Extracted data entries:
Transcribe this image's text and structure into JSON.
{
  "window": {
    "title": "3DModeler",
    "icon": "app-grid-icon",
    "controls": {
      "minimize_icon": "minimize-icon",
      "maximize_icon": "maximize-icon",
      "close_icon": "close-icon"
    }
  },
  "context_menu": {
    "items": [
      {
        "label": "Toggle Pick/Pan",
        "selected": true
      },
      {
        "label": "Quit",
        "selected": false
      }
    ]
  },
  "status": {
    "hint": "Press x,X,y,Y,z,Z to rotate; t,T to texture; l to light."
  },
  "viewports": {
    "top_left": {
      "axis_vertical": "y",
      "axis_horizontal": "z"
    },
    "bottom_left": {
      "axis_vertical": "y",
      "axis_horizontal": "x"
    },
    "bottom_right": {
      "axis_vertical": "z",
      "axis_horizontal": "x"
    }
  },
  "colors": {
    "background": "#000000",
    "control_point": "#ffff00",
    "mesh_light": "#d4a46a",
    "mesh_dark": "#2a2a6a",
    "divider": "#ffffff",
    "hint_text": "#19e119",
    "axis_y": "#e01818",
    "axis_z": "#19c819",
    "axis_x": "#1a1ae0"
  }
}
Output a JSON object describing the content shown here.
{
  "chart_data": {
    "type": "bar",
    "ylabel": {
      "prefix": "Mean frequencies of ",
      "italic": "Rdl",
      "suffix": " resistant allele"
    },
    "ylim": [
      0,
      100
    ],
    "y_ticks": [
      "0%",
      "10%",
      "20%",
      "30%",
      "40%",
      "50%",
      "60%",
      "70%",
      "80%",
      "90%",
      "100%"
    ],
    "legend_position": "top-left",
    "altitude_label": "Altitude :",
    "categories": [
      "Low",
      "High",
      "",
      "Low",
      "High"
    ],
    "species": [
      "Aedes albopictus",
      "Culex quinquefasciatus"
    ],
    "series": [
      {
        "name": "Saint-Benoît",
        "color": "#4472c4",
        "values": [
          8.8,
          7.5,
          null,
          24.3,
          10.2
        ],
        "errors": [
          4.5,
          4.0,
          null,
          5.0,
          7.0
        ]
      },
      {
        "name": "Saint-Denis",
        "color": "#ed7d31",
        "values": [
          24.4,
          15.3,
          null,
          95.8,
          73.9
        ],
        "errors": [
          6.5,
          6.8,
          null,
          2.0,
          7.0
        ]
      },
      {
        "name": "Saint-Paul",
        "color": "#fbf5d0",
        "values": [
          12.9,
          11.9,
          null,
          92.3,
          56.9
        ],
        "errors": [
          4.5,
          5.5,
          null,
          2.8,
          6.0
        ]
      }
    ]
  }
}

Problem:
The lines above should be duplicated exactly.

Task solution:
Transcribe this image's text and structure into JSON.
{
  "window": {
    "title": "3DModeler",
    "icon": "app-grid-icon",
    "controls": {
      "minimize_icon": "minimize-icon",
      "maximize_icon": "maximize-icon",
      "close_icon": "close-icon"
    }
  },
  "context_menu": {
    "items": [
      {
        "label": "Toggle Pick/Pan",
        "selected": true
      },
      {
        "label": "Quit",
        "selected": false
      }
    ]
  },
  "status": {
    "hint": "Press x,X,y,Y,z,Z to rotate; t,T to texture; l to light."
  },
  "viewports": {
    "top_left": {
      "axis_vertical": "y",
      "axis_horizontal": "z"
    },
    "bottom_left": {
      "axis_vertical": "y",
      "axis_horizontal": "x"
    },
    "bottom_right": {
      "axis_vertical": "z",
      "axis_horizontal": "x"
    }
  },
  "colors": {
    "background": "#000000",
    "control_point": "#ffff00",
    "mesh_light": "#d4a46a",
    "mesh_dark": "#2a2a6a",
    "divider": "#ffffff",
    "hint_text": "#19e119",
    "axis_y": "#e01818",
    "axis_z": "#19c819",
    "axis_x": "#1a1ae0"
  }
}
Output a JSON object describing the content shown here.
{
  "chart_data": {
    "type": "bar",
    "ylabel": {
      "prefix": "Mean frequencies of ",
      "italic": "Rdl",
      "suffix": " resistant allele"
    },
    "ylim": [
      0,
      100
    ],
    "y_ticks": [
      "0%",
      "10%",
      "20%",
      "30%",
      "40%",
      "50%",
      "60%",
      "70%",
      "80%",
      "90%",
      "100%"
    ],
    "legend_position": "top-left",
    "altitude_label": "Altitude :",
    "categories": [
      "Low",
      "High",
      "",
      "Low",
      "High"
    ],
    "species": [
      "Aedes albopictus",
      "Culex quinquefasciatus"
    ],
    "series": [
      {
        "name": "Saint-Benoît",
        "color": "#4472c4",
        "values": [
          8.8,
          7.5,
          null,
          24.3,
          10.2
        ],
        "errors": [
          4.5,
          4.0,
          null,
          5.0,
          7.0
        ]
      },
      {
        "name": "Saint-Denis",
        "color": "#ed7d31",
        "values": [
          24.4,
          15.3,
          null,
          95.8,
          73.9
        ],
        "errors": [
          6.5,
          6.8,
          null,
          2.0,
          7.0
        ]
      },
      {
        "name": "Saint-Paul",
        "color": "#fbf5d0",
        "values": [
          12.9,
          11.9,
          null,
          92.3,
          56.9
        ],
        "errors": [
          4.5,
          5.5,
          null,
          2.8,
          6.0
        ]
      }
    ]
  }
}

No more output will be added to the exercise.